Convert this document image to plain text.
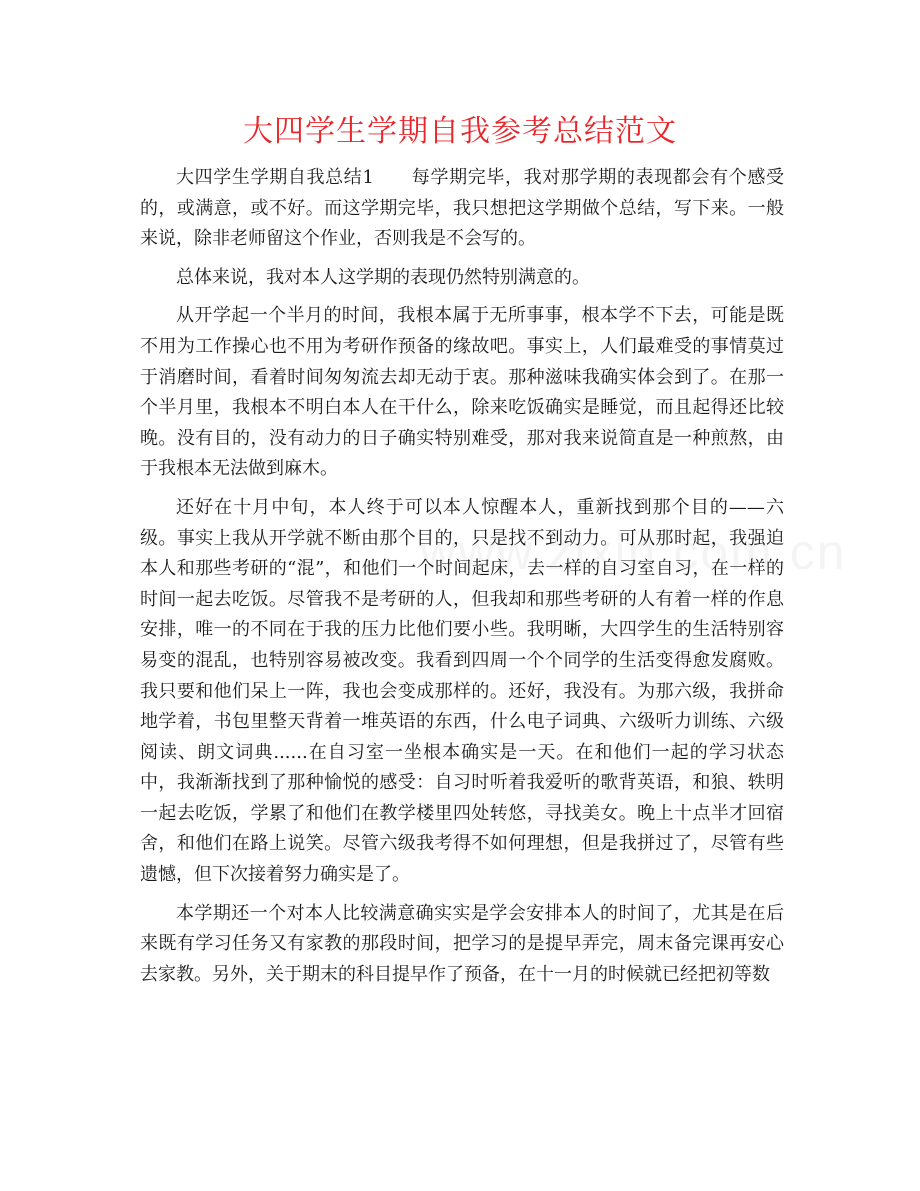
大四学生学期自我参考总结范文

大四学生学期自我总结1　　每学期完毕，我对那学期的表现都会有个感受的，或满意，或不好。而这学期完毕，我只想把这学期做个总结，写下来。一般来说，除非老师留这个作业，否则我是不会写的。

总体来说，我对本人这学期的表现仍然特别满意的。

从开学起一个半月的时间，我根本属于无所事事，根本学不下去，可能是既不用为工作操心也不用为考研作预备的缘故吧。事实上，人们最难受的事情莫过于消磨时间，看着时间匆匆流去却无动于衷。那种滋味我确实体会到了。在那一个半月里，我根本不明白本人在干什么，除来吃饭确实是睡觉，而且起得还比较晚。没有目的，没有动力的日子确实特别难受，那对我来说简直是一种煎熬，由于我根本无法做到麻木。

还好在十月中旬，本人终于可以本人惊醒本人，重新找到那个目的——六级。事实上我从开学就不断由那个目的，只是找不到动力。可从那时起，我强迫本人和那些考研的“混”，和他们一个时间起床，去一样的自习室自习，在一样的时间一起去吃饭。尽管我不是考研的人，但我却和那些考研的人有着一样的作息安排，唯一的不同在于我的压力比他们要小些。我明晰，大四学生的生活特别容易变的混乱，也特别容易被改变。我看到四周一个个同学的生活变得愈发腐败。我只要和他们呆上一阵，我也会变成那样的。还好，我没有。为那六级，我拼命地学着，书包里整天背着一堆英语的东西，什么电子词典、六级听力训练、六级阅读、朗文词典......在自习室一坐根本确实是一天。在和他们一起的学习状态中，我渐渐找到了那种愉悦的感受：自习时听着我爱听的歌背英语，和狼、轶明一起去吃饭，学累了和他们在教学楼里四处转悠，寻找美女。晚上十点半才回宿舍，和他们在路上说笑。尽管六级我考得不如何理想，但是我拼过了，尽管有些遗憾，但下次接着努力确实是了。

本学期还一个对本人比较满意确实实是学会安排本人的时间了，尤其是在后来既有学习任务又有家教的那段时间，把学习的是提早弄完，周末备完课再安心去家教。另外，关于期末的科目提早作了预备，在十一月的时候就已经把初等数
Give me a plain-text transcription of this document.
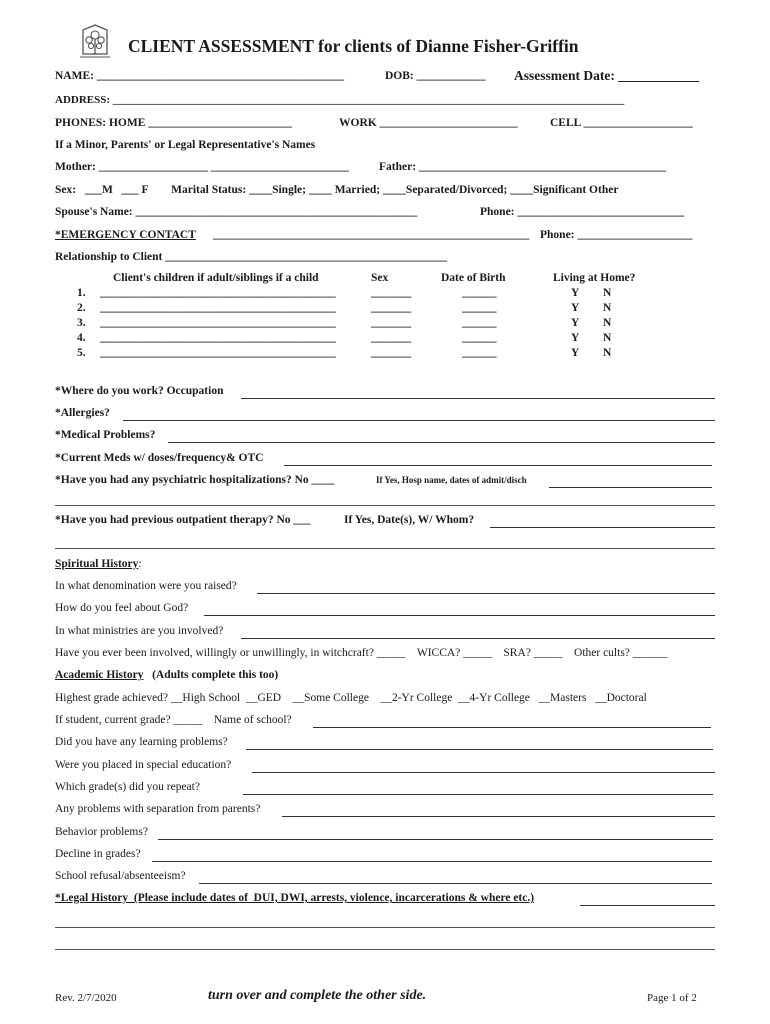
CLIENT ASSESSMENT for clients of Dianne Fisher-Griffin
NAME: ___________________________________________	DOB: ____________ Assessment Date: ____________
ADDRESS: _____________________________________________________________________________________________
PHONES: HOME _________________________	WORK ________________________	CELL ___________________
If a Minor, Parents' or Legal Representative's Names
Mother: ___________________ ________________________	Father: ___________________________________________
Sex:   ___M   ___ F        Marital Status: ____Single; ____ Married; ____Separated/Divorced; ____Significant Other
Spouse's Name: _________________________________________________	Phone: _____________________________
*EMERGENCY CONTACT _______________________________________________________ Phone: ____________________
Relationship to Client _________________________________________________
Client's children if adult/siblings if a child	Sex	Date of Birth	Living at Home?
1. _________________________________________	_______	______	Y N
2. _________________________________________	_______	______	Y N
3. _________________________________________	_______	______	Y N
4. _________________________________________	_______	______	Y N
5. _________________________________________	_______	______	Y N
*Where do you work? Occupation
*Allergies?
*Medical Problems?
*Current Meds w/ doses/frequency& OTC
*Have you had any psychiatric hospitalizations? No ____	If Yes, Hosp name, dates of admit/disch
*Have you had previous outpatient therapy? No ___	If Yes, Date(s), W/ Whom?
Spiritual History:
In what denomination were you raised?
How do you feel about God?
In what ministries are you involved?
Have you ever been involved, willingly or unwillingly, in witchcraft? _____    WICCA? _____    SRA? _____    Other cults? ______
Academic History (Adults complete this too)
Highest grade achieved? __High School  __GED    __Some College    __2-Yr College  __4-Yr College   __Masters   __Doctoral
If student, current grade? _____    Name of school?
Did you have any learning problems?
Were you placed in special education?
Which grade(s) did you repeat?
Any problems with separation from parents?
Behavior problems?
Decline in grades?
School refusal/absenteeism?
*Legal History  (Please include dates of  DUI, DWI, arrests, violence, incarcerations & where etc.)
Rev. 2/7/2020	turn over and complete the other side.	Page 1 of 2
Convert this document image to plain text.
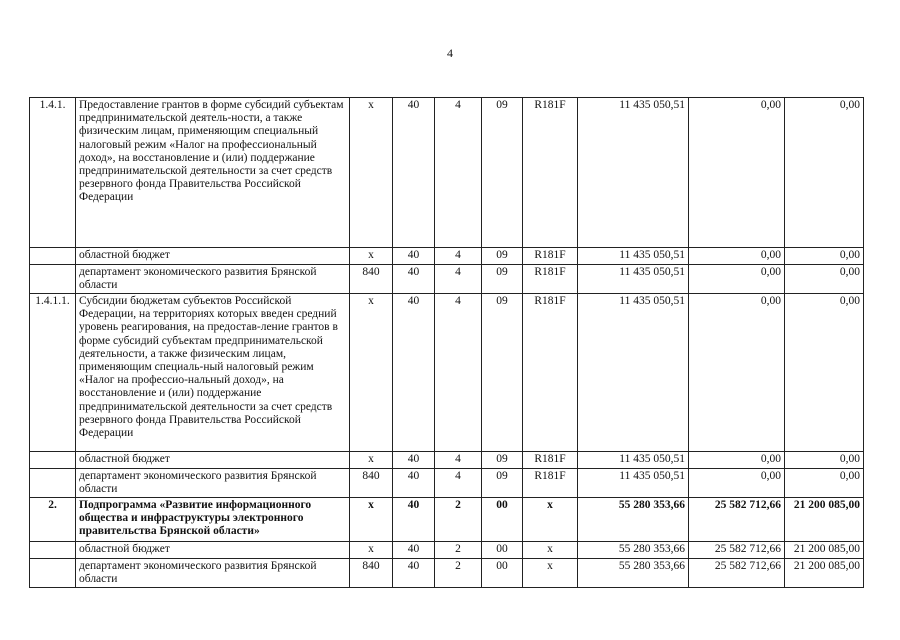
4
1.4.1.	Предоставление грантов в форме субсидий субъектам предпринимательской деятель-ности, а также физическим лицам, применяющим специальный налоговый режим «Налог на профессиональный доход», на восстановление и (или) поддержание предпринимательской деятельности за счет средств резервного фонда Правительства Российской Федерации	х	40	4	09	R181F	11 435 050,51	0,00	0,00
	областной бюджет	х	40	4	09	R181F	11 435 050,51	0,00	0,00
	департамент экономического развития Брянской области	840	40	4	09	R181F	11 435 050,51	0,00	0,00
1.4.1.1.	Субсидии бюджетам субъектов Российской Федерации, на территориях которых введен средний уровень реагирования, на предостав-ление грантов в форме субсидий субъектам предпринимательской деятельности, а также физическим лицам, применяющим специаль-ный налоговый режим «Налог на профессио-нальный доход», на восстановление и (или) поддержание предпринимательской деятельности за счет средств резервного фонда Правительства Российской Федерации	х	40	4	09	R181F	11 435 050,51	0,00	0,00
	областной бюджет	х	40	4	09	R181F	11 435 050,51	0,00	0,00
	департамент экономического развития Брянской области	840	40	4	09	R181F	11 435 050,51	0,00	0,00
2.	Подпрограмма «Развитие информационного общества и инфраструктуры электронного правительства Брянской области»	х	40	2	00	х	55 280 353,66	25 582 712,66	21 200 085,00
	областной бюджет	х	40	2	00	х	55 280 353,66	25 582 712,66	21 200 085,00
	департамент экономического развития Брянской области	840	40	2	00	х	55 280 353,66	25 582 712,66	21 200 085,00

*STATED TASK:*
Copy every line of the records above that contains "форме".

*RESPONSE:*
1.4.1.	Предоставление грантов в форме субсидий субъектам предпринимательской деятель-ности, а также физическим лицам, применяющим специальный налоговый режим «Налог на профессиональный доход», на восстановление и (или) поддержание предпринимательской деятельности за счет средств резервного фонда Правительства Российской Федерации	х	40	4	09	R181F	11 435 050,51	0,00	0,00
1.4.1.1.	Субсидии бюджетам субъектов Российской Федерации, на территориях которых введен средний уровень реагирования, на предостав-ление грантов в форме субсидий субъектам предпринимательской деятельности, а также физическим лицам, применяющим специаль-ный налоговый режим «Налог на профессио-нальный доход», на восстановление и (или) поддержание предпринимательской деятельности за счет средств резервного фонда Правительства Российской Федерации	х	40	4	09	R181F	11 435 050,51	0,00	0,00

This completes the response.